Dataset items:
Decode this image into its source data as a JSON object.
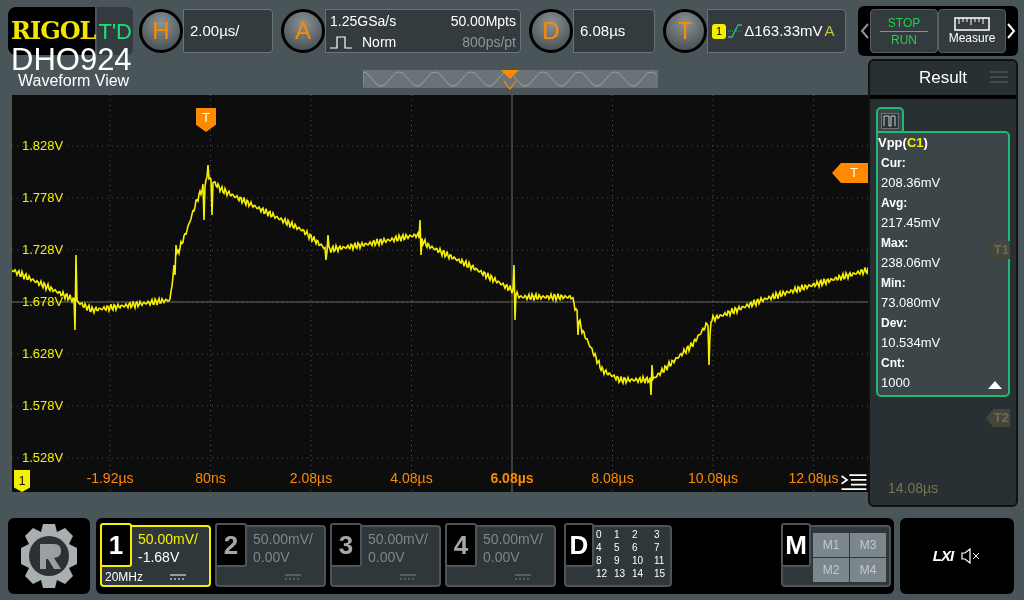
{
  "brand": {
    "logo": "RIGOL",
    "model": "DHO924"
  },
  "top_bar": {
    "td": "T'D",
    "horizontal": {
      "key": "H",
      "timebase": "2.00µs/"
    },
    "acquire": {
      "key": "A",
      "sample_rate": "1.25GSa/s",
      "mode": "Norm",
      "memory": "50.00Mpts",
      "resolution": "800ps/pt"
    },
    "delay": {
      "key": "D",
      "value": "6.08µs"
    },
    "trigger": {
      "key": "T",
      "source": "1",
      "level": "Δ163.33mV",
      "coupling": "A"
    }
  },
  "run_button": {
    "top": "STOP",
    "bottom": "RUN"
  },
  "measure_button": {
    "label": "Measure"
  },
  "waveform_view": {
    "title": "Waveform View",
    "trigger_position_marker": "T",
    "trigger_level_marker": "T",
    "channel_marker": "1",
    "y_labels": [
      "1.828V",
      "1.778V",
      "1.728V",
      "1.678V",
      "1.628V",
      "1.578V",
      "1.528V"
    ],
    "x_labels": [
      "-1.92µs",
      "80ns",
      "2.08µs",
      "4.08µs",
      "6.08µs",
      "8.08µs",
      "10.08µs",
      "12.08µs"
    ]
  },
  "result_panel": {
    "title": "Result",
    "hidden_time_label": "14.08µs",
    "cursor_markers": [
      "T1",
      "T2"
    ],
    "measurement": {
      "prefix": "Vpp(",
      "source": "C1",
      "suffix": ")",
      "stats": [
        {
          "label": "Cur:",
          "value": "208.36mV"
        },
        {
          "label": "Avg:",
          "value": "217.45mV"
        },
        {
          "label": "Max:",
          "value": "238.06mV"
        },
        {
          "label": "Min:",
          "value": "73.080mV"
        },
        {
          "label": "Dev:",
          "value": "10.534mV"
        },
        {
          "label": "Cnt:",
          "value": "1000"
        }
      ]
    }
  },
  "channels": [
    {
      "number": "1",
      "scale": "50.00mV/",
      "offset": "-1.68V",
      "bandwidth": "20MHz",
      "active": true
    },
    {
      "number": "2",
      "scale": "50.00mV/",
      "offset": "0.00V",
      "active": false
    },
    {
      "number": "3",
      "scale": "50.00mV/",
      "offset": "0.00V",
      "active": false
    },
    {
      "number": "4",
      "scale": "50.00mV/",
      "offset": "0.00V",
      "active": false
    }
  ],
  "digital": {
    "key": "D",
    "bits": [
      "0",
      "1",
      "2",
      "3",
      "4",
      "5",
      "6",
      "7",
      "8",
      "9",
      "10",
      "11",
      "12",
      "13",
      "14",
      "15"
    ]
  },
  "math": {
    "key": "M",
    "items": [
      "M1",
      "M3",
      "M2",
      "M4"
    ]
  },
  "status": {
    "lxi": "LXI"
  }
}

[Problem to work on] Quote all the records verbatim, dropping any pictures from your copy.

[Solution to the problem]
Decode this image into its source data as a JSON object.
{
  "brand": {
    "logo": "RIGOL",
    "model": "DHO924"
  },
  "top_bar": {
    "td": "T'D",
    "horizontal": {
      "key": "H",
      "timebase": "2.00µs/"
    },
    "acquire": {
      "key": "A",
      "sample_rate": "1.25GSa/s",
      "mode": "Norm",
      "memory": "50.00Mpts",
      "resolution": "800ps/pt"
    },
    "delay": {
      "key": "D",
      "value": "6.08µs"
    },
    "trigger": {
      "key": "T",
      "source": "1",
      "level": "Δ163.33mV",
      "coupling": "A"
    }
  },
  "run_button": {
    "top": "STOP",
    "bottom": "RUN"
  },
  "measure_button": {
    "label": "Measure"
  },
  "waveform_view": {
    "title": "Waveform View",
    "trigger_position_marker": "T",
    "trigger_level_marker": "T",
    "channel_marker": "1",
    "y_labels": [
      "1.828V",
      "1.778V",
      "1.728V",
      "1.678V",
      "1.628V",
      "1.578V",
      "1.528V"
    ],
    "x_labels": [
      "-1.92µs",
      "80ns",
      "2.08µs",
      "4.08µs",
      "6.08µs",
      "8.08µs",
      "10.08µs",
      "12.08µs"
    ]
  },
  "result_panel": {
    "title": "Result",
    "hidden_time_label": "14.08µs",
    "cursor_markers": [
      "T1",
      "T2"
    ],
    "measurement": {
      "prefix": "Vpp(",
      "source": "C1",
      "suffix": ")",
      "stats": [
        {
          "label": "Cur:",
          "value": "208.36mV"
        },
        {
          "label": "Avg:",
          "value": "217.45mV"
        },
        {
          "label": "Max:",
          "value": "238.06mV"
        },
        {
          "label": "Min:",
          "value": "73.080mV"
        },
        {
          "label": "Dev:",
          "value": "10.534mV"
        },
        {
          "label": "Cnt:",
          "value": "1000"
        }
      ]
    }
  },
  "channels": [
    {
      "number": "1",
      "scale": "50.00mV/",
      "offset": "-1.68V",
      "bandwidth": "20MHz",
      "active": true
    },
    {
      "number": "2",
      "scale": "50.00mV/",
      "offset": "0.00V",
      "active": false
    },
    {
      "number": "3",
      "scale": "50.00mV/",
      "offset": "0.00V",
      "active": false
    },
    {
      "number": "4",
      "scale": "50.00mV/",
      "offset": "0.00V",
      "active": false
    }
  ],
  "digital": {
    "key": "D",
    "bits": [
      "0",
      "1",
      "2",
      "3",
      "4",
      "5",
      "6",
      "7",
      "8",
      "9",
      "10",
      "11",
      "12",
      "13",
      "14",
      "15"
    ]
  },
  "math": {
    "key": "M",
    "items": [
      "M1",
      "M3",
      "M2",
      "M4"
    ]
  },
  "status": {
    "lxi": "LXI"
  }
}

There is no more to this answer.